* BEGIN EXTRACTED DATA *

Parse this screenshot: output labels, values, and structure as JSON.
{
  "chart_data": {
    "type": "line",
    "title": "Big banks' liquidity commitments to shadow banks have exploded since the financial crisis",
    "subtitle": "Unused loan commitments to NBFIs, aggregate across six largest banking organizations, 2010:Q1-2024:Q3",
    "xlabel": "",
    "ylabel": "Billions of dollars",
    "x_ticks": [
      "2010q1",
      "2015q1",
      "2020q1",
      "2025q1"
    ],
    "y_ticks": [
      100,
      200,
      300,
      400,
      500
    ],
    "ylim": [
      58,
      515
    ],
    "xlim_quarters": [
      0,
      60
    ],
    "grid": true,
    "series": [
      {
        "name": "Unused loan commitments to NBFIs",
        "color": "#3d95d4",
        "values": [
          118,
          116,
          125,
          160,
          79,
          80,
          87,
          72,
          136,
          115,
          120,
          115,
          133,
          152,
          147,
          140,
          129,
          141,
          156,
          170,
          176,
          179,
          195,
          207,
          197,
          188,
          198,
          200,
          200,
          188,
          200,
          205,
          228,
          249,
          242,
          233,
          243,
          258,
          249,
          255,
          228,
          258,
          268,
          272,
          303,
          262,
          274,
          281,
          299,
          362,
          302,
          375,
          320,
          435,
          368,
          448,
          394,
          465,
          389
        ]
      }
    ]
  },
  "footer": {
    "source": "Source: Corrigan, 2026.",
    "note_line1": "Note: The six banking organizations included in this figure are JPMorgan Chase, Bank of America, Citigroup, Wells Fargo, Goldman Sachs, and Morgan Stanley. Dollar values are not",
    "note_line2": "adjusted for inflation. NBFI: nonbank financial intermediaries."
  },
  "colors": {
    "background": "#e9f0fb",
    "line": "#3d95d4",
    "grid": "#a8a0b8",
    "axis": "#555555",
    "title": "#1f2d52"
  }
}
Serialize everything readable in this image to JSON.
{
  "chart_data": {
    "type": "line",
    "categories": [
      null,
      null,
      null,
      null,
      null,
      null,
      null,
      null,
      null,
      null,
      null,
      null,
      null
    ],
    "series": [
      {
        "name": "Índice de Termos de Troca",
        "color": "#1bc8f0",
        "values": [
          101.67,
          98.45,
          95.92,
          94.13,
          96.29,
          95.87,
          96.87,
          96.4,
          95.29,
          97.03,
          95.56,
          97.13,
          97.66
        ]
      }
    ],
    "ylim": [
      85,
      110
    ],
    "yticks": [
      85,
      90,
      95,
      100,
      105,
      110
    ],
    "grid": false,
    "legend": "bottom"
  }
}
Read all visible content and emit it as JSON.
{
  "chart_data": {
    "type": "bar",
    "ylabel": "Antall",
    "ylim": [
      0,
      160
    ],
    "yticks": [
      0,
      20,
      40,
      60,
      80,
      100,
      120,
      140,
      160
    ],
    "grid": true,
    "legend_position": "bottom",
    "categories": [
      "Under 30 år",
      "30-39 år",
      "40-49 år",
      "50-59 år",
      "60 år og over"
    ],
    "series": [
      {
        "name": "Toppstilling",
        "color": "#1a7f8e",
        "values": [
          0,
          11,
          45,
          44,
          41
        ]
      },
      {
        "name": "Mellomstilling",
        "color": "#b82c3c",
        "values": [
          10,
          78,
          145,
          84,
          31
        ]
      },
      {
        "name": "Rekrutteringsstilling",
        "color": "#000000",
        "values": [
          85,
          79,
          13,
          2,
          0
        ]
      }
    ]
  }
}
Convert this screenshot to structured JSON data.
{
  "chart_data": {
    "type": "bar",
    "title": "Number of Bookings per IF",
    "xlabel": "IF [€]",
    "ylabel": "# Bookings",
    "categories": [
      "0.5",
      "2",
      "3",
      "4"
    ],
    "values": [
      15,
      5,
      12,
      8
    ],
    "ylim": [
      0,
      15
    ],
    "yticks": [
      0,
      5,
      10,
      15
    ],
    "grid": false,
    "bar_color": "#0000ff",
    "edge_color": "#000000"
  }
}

* END EXTRACTED DATA *

SET EXERCISE → Out of the material above, select every line that holds the string "loan".

ANSWER →
    "subtitle": "Unused loan commitments to NBFIs, aggregate across six largest banking organizations, 2010:Q1-2024:Q3",
        "name": "Unused loan commitments to NBFIs",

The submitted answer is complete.